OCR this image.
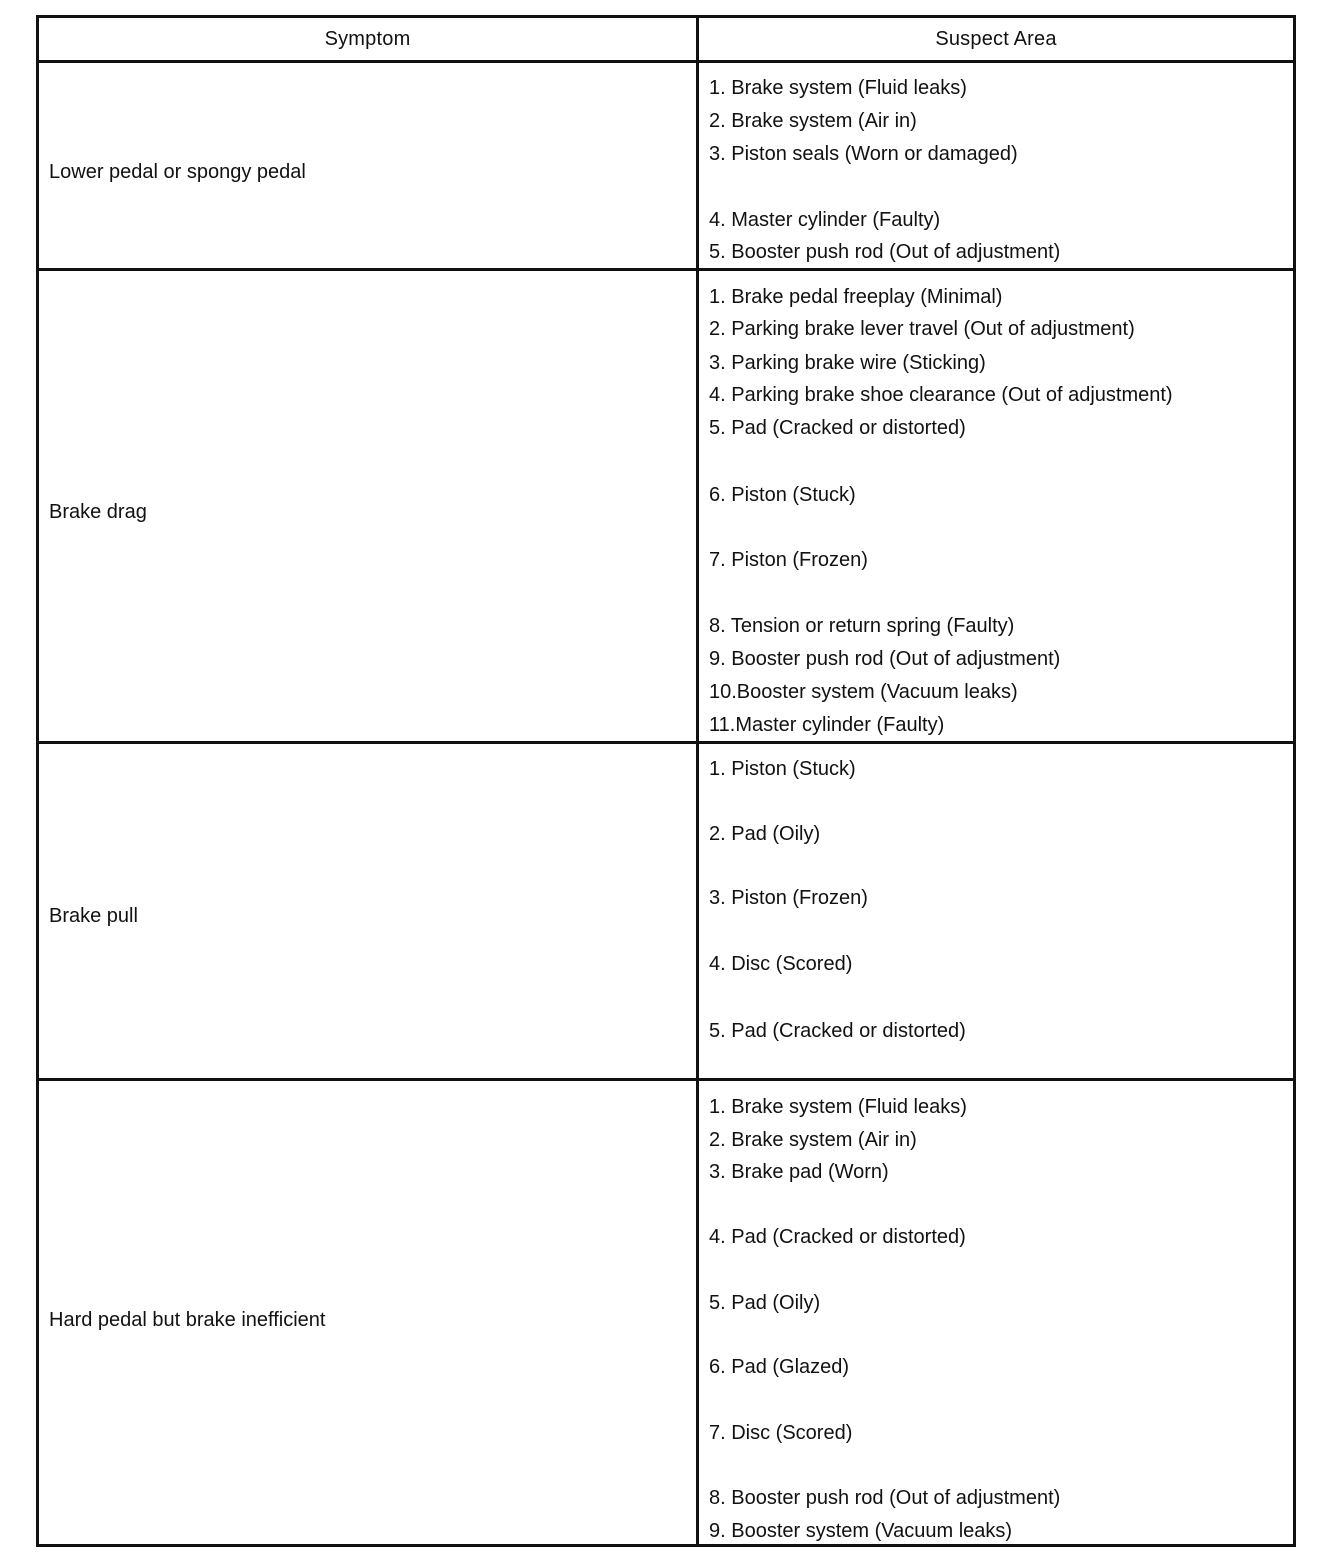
Symptom	Suspect Area
Lower pedal or spongy pedal
1. Brake system (Fluid leaks)
2. Brake system (Air in)
3. Piston seals (Worn or damaged)
4. Master cylinder (Faulty)
5. Booster push rod (Out of adjustment)
Brake drag
1. Brake pedal freeplay (Minimal)
2. Parking brake lever travel (Out of adjustment)
3. Parking brake wire (Sticking)
4. Parking brake shoe clearance (Out of adjustment)
5. Pad (Cracked or distorted)
6. Piston (Stuck)
7. Piston (Frozen)
8. Tension or return spring (Faulty)
9. Booster push rod (Out of adjustment)
10.Booster system (Vacuum leaks)
11.Master cylinder (Faulty)
Brake pull
1. Piston (Stuck)
2. Pad (Oily)
3. Piston (Frozen)
4. Disc (Scored)
5. Pad (Cracked or distorted)
Hard pedal but brake inefficient
1. Brake system (Fluid leaks)
2. Brake system (Air in)
3. Brake pad (Worn)
4. Pad (Cracked or distorted)
5. Pad (Oily)
6. Pad (Glazed)
7. Disc (Scored)
8. Booster push rod (Out of adjustment)
9. Booster system (Vacuum leaks)
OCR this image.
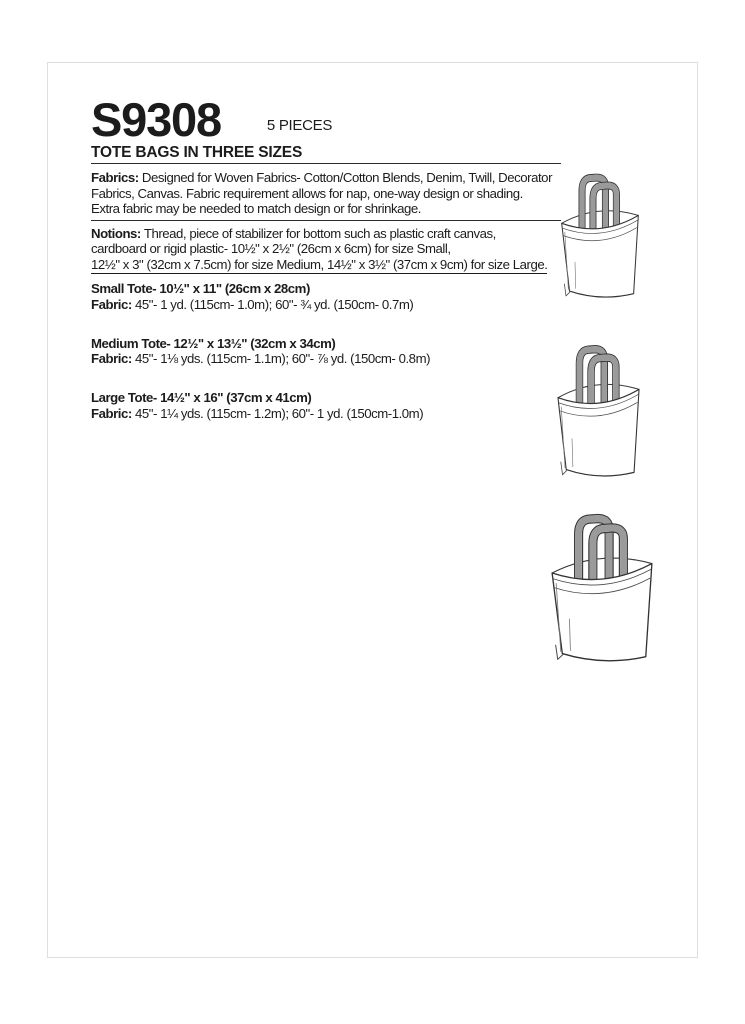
S9308	5 PIECES
TOTE BAGS IN THREE SIZES
Fabrics: Designed for Woven Fabrics- Cotton/Cotton Blends, Denim, Twill, Decorator
Fabrics, Canvas. Fabric requirement allows for nap, one-way design or shading.
Extra fabric may be needed to match design or for shrinkage.
Notions: Thread, piece of stabilizer for bottom such as plastic craft canvas,
cardboard or rigid plastic- 10½" x 2½" (26cm x 6cm) for size Small,
12½" x 3" (32cm x 7.5cm) for size Medium, 14½" x 3½" (37cm x 9cm) for size Large.
Small Tote- 10½" x 11" (26cm x 28cm)
Fabric: 45"- 1 yd. (115cm- 1.0m); 60"- ¾ yd. (150cm- 0.7m)
Medium Tote- 12½" x 13½" (32cm x 34cm)
Fabric: 45"- 1⅛ yds. (115cm- 1.1m); 60"- ⅞ yd. (150cm- 0.8m)
Large Tote- 14½" x 16" (37cm x 41cm)
Fabric: 45"- 1¼ yds. (115cm- 1.2m); 60"- 1 yd. (150cm-1.0m)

------------------------------

__GOAL__.
Go through the lines above. Select every one that has the string "Vacuum".

__COMPLETE ANSWER__.
10.Booster system (Vacuum leaks)
9. Booster system (Vacuum leaks)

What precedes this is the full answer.